**REQUIRED TASK:**
Output the material below in full, exactly as it is.

** Start of DATASET **

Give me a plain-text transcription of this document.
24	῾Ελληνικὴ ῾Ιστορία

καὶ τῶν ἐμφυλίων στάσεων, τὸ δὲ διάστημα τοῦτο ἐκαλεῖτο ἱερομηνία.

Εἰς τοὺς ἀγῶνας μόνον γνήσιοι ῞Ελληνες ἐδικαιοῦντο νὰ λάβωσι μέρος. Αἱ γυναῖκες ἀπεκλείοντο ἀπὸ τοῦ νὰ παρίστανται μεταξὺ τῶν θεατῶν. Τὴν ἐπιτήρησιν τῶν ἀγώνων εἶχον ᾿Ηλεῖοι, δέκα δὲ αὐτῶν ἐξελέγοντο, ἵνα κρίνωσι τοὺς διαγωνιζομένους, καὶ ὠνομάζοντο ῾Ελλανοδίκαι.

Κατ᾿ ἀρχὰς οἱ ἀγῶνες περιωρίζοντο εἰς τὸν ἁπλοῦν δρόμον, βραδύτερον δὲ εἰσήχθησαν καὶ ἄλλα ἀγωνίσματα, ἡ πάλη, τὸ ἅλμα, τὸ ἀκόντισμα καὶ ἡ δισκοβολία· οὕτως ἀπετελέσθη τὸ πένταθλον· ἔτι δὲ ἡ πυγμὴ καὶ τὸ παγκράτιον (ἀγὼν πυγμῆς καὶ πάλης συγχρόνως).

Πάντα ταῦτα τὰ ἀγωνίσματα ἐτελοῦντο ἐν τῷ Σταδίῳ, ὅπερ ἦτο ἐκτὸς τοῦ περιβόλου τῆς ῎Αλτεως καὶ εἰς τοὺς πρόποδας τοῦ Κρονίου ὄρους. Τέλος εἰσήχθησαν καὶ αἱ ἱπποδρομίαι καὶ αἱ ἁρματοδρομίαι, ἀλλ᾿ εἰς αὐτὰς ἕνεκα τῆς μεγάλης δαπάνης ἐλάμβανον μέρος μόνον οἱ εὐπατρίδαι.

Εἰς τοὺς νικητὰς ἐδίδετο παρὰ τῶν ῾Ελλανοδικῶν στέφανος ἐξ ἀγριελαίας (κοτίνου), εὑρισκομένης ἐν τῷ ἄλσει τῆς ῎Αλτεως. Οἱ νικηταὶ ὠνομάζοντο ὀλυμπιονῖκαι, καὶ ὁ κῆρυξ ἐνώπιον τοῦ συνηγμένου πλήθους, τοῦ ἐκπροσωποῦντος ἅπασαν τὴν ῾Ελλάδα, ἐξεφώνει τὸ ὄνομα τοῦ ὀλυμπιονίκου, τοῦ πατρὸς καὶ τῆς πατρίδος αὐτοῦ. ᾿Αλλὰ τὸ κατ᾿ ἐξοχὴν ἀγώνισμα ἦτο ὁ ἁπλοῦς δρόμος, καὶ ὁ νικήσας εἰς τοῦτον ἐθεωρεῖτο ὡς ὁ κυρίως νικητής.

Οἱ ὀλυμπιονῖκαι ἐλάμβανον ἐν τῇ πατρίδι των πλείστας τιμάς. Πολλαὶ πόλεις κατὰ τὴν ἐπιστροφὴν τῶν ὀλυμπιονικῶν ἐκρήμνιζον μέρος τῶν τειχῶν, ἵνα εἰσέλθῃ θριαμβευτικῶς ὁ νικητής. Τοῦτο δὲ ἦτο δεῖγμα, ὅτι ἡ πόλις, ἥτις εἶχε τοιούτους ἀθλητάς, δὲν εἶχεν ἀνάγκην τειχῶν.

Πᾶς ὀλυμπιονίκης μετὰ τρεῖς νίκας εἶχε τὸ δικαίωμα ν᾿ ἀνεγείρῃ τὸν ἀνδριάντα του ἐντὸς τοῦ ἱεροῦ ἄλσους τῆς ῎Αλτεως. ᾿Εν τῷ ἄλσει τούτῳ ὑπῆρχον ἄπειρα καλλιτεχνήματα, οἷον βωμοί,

** End of DATASET **

**RESPONSE:**
Give me a plain-text transcription of this document.
24	῾Ελληνικὴ ῾Ιστορία

καὶ τῶν ἐμφυλίων στάσεων, τὸ δὲ διάστημα τοῦτο ἐκαλεῖτο ἱερομηνία.

Εἰς τοὺς ἀγῶνας μόνον γνήσιοι ῞Ελληνες ἐδικαιοῦντο νὰ λάβωσι μέρος. Αἱ γυναῖκες ἀπεκλείοντο ἀπὸ τοῦ νὰ παρίστανται μεταξὺ τῶν θεατῶν. Τὴν ἐπιτήρησιν τῶν ἀγώνων εἶχον ᾿Ηλεῖοι, δέκα δὲ αὐτῶν ἐξελέγοντο, ἵνα κρίνωσι τοὺς διαγωνιζομένους, καὶ ὠνομάζοντο ῾Ελλανοδίκαι.

Κατ᾿ ἀρχὰς οἱ ἀγῶνες περιωρίζοντο εἰς τὸν ἁπλοῦν δρόμον, βραδύτερον δὲ εἰσήχθησαν καὶ ἄλλα ἀγωνίσματα, ἡ πάλη, τὸ ἅλμα, τὸ ἀκόντισμα καὶ ἡ δισκοβολία· οὕτως ἀπετελέσθη τὸ πένταθλον· ἔτι δὲ ἡ πυγμὴ καὶ τὸ παγκράτιον (ἀγὼν πυγμῆς καὶ πάλης συγχρόνως).

Πάντα ταῦτα τὰ ἀγωνίσματα ἐτελοῦντο ἐν τῷ Σταδίῳ, ὅπερ ἦτο ἐκτὸς τοῦ περιβόλου τῆς ῎Αλτεως καὶ εἰς τοὺς πρόποδας τοῦ Κρονίου ὄρους. Τέλος εἰσήχθησαν καὶ αἱ ἱπποδρομίαι καὶ αἱ ἁρματοδρομίαι, ἀλλ᾿ εἰς αὐτὰς ἕνεκα τῆς μεγάλης δαπάνης ἐλάμβανον μέρος μόνον οἱ εὐπατρίδαι.

Εἰς τοὺς νικητὰς ἐδίδετο παρὰ τῶν ῾Ελλανοδικῶν στέφανος ἐξ ἀγριελαίας (κοτίνου), εὑρισκομένης ἐν τῷ ἄλσει τῆς ῎Αλτεως. Οἱ νικηταὶ ὠνομάζοντο ὀλυμπιονῖκαι, καὶ ὁ κῆρυξ ἐνώπιον τοῦ συνηγμένου πλήθους, τοῦ ἐκπροσωποῦντος ἅπασαν τὴν ῾Ελλάδα, ἐξεφώνει τὸ ὄνομα τοῦ ὀλυμπιονίκου, τοῦ πατρὸς καὶ τῆς πατρίδος αὐτοῦ. ᾿Αλλὰ τὸ κατ᾿ ἐξοχὴν ἀγώνισμα ἦτο ὁ ἁπλοῦς δρόμος, καὶ ὁ νικήσας εἰς τοῦτον ἐθεωρεῖτο ὡς ὁ κυρίως νικητής.

Οἱ ὀλυμπιονῖκαι ἐλάμβανον ἐν τῇ πατρίδι των πλείστας τιμάς. Πολλαὶ πόλεις κατὰ τὴν ἐπιστροφὴν τῶν ὀλυμπιονικῶν ἐκρήμνιζον μέρος τῶν τειχῶν, ἵνα εἰσέλθῃ θριαμβευτικῶς ὁ νικητής. Τοῦτο δὲ ἦτο δεῖγμα, ὅτι ἡ πόλις, ἥτις εἶχε τοιούτους ἀθλητάς, δὲν εἶχεν ἀνάγκην τειχῶν.

Πᾶς ὀλυμπιονίκης μετὰ τρεῖς νίκας εἶχε τὸ δικαίωμα ν᾿ ἀνεγείρῃ τὸν ἀνδριάντα του ἐντὸς τοῦ ἱεροῦ ἄλσους τῆς ῎Αλτεως. ᾿Εν τῷ ἄλσει τούτῳ ὑπῆρχον ἄπειρα καλλιτεχνήματα, οἷον βωμοί,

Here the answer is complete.